Aufgabe: Schreiben Sie aus dem Lesetext über die Kellanova-Übernahme alles von „EU-Kommission bewilligt Kellanova-Übernahme“ bis hinunter zu „Detailhändlern stärken würde.“ wortgetreu ab.

Lesetext:
===

EU-Kommission bewilligt Kellanova-Übernahme
Mars kann Kellavova übernehmen: Die EU-Kommission sieht keinen Anlass für wettbewerbsrechtliche Bedenken.
Die EU-Kommission gibt grünes Licht für die Übernahme von Kellanova (Pringles, Kellogg's) durch Mars (Mars, Snickers, Ben's Original, Airwaves, Whiskas), ohne Auflagen. Man habe zwar Hinweise gefunden, dass Mars und Kellanova über eine gewisse Marktmacht in mehreren Produktmärkten hätten, schreibt die Kommission. Das neue Unternehmen sei in der Lage, in Verhandlungen mit Detailhändlern verschiedene Produktkategorien miteinander zu verknüpfen. Die Informationen liessen aber nicht den Schluss zu, dass die geplante Übernahme die Verhandlungsmacht von Mars gegenüber den Detailhändlern stärken würde.

===

Datensatz:
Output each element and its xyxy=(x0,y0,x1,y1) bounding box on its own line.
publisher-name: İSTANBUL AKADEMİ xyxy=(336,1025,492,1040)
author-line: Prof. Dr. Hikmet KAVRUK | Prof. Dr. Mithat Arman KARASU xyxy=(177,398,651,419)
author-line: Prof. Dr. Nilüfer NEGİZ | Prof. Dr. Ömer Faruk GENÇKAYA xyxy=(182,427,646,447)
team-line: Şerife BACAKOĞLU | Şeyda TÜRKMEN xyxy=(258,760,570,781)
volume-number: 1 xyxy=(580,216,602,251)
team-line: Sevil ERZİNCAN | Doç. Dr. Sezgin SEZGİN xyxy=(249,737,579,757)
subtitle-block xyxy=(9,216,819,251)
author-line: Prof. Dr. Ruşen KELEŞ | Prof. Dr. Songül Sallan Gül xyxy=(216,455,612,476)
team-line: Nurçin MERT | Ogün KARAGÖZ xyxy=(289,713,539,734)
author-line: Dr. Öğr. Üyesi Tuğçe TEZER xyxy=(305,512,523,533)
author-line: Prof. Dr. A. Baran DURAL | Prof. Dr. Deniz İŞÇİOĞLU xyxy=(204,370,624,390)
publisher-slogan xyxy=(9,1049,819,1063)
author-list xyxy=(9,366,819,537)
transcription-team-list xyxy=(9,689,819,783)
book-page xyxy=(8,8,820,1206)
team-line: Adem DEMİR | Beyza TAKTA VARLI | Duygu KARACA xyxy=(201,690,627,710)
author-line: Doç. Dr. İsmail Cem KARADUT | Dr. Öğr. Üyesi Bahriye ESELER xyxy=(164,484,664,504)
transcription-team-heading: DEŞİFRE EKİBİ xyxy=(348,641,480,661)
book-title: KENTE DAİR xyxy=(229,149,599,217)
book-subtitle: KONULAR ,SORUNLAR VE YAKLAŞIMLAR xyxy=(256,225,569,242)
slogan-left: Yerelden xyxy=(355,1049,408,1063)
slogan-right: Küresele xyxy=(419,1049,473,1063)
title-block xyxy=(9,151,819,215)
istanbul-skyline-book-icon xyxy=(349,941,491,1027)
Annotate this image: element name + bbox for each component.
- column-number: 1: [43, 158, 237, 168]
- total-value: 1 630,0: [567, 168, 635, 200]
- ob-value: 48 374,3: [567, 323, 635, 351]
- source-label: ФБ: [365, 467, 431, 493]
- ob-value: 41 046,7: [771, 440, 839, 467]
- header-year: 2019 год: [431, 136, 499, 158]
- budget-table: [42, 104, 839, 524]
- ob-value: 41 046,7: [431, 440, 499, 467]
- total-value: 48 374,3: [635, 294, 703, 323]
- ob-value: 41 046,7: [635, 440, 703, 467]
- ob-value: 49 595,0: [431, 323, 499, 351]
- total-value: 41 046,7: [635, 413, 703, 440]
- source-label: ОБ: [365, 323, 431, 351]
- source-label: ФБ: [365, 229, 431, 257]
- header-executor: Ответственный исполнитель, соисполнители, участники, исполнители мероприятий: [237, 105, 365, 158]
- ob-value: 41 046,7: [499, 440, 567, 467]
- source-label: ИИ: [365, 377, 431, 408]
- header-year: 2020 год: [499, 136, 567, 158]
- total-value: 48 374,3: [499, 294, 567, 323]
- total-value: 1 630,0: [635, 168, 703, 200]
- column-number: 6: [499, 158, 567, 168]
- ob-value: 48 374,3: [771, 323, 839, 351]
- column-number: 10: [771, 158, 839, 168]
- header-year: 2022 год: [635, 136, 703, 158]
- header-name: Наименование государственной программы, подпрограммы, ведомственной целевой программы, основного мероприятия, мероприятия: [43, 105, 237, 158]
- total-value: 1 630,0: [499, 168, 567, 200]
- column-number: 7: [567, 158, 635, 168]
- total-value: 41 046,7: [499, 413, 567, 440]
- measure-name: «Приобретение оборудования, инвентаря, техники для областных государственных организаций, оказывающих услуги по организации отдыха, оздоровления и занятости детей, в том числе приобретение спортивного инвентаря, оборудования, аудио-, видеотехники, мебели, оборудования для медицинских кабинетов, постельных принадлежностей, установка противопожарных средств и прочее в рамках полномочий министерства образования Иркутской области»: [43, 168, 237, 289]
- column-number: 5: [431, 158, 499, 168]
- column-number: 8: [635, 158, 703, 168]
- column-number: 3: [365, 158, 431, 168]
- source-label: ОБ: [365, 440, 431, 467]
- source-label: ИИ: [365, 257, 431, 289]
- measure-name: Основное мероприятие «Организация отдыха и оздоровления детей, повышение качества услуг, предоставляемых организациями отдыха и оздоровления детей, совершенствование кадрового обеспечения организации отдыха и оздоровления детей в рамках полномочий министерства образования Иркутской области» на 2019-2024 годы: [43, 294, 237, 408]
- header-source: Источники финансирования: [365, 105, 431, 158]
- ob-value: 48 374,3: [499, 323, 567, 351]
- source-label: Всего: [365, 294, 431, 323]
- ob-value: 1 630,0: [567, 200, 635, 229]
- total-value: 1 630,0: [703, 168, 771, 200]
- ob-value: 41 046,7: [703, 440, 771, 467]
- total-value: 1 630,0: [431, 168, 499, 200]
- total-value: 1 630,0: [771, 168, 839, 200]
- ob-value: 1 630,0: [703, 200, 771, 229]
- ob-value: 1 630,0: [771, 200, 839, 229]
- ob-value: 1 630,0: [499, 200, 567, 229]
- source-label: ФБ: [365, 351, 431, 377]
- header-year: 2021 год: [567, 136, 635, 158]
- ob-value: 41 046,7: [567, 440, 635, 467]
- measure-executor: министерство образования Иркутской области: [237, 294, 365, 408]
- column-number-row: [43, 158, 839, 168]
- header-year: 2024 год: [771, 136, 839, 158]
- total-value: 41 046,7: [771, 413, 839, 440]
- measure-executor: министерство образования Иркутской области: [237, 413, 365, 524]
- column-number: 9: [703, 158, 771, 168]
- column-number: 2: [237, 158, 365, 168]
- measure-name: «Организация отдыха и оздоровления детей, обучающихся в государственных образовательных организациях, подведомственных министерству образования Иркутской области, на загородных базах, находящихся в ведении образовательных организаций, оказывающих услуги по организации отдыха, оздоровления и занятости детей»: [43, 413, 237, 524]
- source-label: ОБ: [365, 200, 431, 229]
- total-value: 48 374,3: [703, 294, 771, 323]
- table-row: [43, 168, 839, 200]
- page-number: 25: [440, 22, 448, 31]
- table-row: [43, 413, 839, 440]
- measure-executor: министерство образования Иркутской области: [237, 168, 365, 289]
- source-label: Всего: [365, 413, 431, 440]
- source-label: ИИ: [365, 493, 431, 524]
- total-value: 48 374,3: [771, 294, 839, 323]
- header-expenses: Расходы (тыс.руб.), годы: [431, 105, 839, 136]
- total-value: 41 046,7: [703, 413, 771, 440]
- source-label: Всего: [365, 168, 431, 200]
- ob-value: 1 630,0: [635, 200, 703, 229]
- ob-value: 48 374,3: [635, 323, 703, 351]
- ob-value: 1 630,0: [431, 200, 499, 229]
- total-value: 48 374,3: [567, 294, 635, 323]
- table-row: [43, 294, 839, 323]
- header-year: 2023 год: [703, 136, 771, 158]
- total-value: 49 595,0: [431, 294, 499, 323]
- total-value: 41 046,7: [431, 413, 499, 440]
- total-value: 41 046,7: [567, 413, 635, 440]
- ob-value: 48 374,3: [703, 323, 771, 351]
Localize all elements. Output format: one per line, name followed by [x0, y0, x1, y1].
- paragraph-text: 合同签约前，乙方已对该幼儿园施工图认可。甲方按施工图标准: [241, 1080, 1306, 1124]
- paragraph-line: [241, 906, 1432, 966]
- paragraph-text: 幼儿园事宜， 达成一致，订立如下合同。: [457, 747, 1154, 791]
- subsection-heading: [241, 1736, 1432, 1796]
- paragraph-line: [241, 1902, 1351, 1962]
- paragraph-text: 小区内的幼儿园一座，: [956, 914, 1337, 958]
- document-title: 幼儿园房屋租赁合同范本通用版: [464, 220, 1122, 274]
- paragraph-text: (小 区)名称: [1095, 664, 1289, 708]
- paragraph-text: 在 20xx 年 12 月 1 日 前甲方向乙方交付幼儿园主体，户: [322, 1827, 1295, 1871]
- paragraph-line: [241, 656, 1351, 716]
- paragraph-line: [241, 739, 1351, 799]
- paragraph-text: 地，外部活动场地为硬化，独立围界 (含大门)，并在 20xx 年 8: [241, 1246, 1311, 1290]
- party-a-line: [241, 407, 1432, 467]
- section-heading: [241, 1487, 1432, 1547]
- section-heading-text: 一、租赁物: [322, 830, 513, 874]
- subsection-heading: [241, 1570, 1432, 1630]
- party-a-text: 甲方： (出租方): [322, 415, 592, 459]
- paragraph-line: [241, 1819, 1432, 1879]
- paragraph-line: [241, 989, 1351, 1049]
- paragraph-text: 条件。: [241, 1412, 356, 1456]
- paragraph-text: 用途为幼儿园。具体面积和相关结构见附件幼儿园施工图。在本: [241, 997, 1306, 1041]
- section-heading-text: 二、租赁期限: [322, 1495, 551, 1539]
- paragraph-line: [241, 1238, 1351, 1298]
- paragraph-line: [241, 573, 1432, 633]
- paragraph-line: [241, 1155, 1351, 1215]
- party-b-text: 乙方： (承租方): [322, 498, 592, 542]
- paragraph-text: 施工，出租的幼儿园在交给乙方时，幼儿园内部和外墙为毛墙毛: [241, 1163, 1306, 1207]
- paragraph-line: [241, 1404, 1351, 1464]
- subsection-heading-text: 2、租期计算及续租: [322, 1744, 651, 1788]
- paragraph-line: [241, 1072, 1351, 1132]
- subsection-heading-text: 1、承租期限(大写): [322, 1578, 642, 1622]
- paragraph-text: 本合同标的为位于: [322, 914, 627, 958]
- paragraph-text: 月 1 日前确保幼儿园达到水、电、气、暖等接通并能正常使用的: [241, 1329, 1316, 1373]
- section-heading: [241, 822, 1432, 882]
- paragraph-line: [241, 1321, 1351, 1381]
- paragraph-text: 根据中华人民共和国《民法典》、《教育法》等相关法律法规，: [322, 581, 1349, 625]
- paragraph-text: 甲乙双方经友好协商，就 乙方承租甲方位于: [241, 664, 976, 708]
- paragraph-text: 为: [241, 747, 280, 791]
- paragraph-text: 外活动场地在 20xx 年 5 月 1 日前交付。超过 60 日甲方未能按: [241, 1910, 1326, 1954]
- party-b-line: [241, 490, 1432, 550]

===

Lösung:
EU-Kommission bewilligt Kellanova-Übernahme
Mars kann Kellavova übernehmen: Die EU-Kommission sieht keinen Anlass für wettbewerbsrechtliche Bedenken.
Die EU-Kommission gibt grünes Licht für die Übernahme von Kellanova (Pringles, Kellogg's) durch Mars (Mars, Snickers, Ben's Original, Airwaves, Whiskas), ohne Auflagen. Man habe zwar Hinweise gefunden, dass Mars und Kellanova über eine gewisse Marktmacht in mehreren Produktmärkten hätten, schreibt die Kommission. Das neue Unternehmen sei in der Lage, in Verhandlungen mit Detailhändlern verschiedene Produktkategorien miteinander zu verknüpfen. Die Informationen liessen aber nicht den Schluss zu, dass die geplante Übernahme die Verhandlungsmacht von Mars gegenüber den Detailhändlern stärken würde.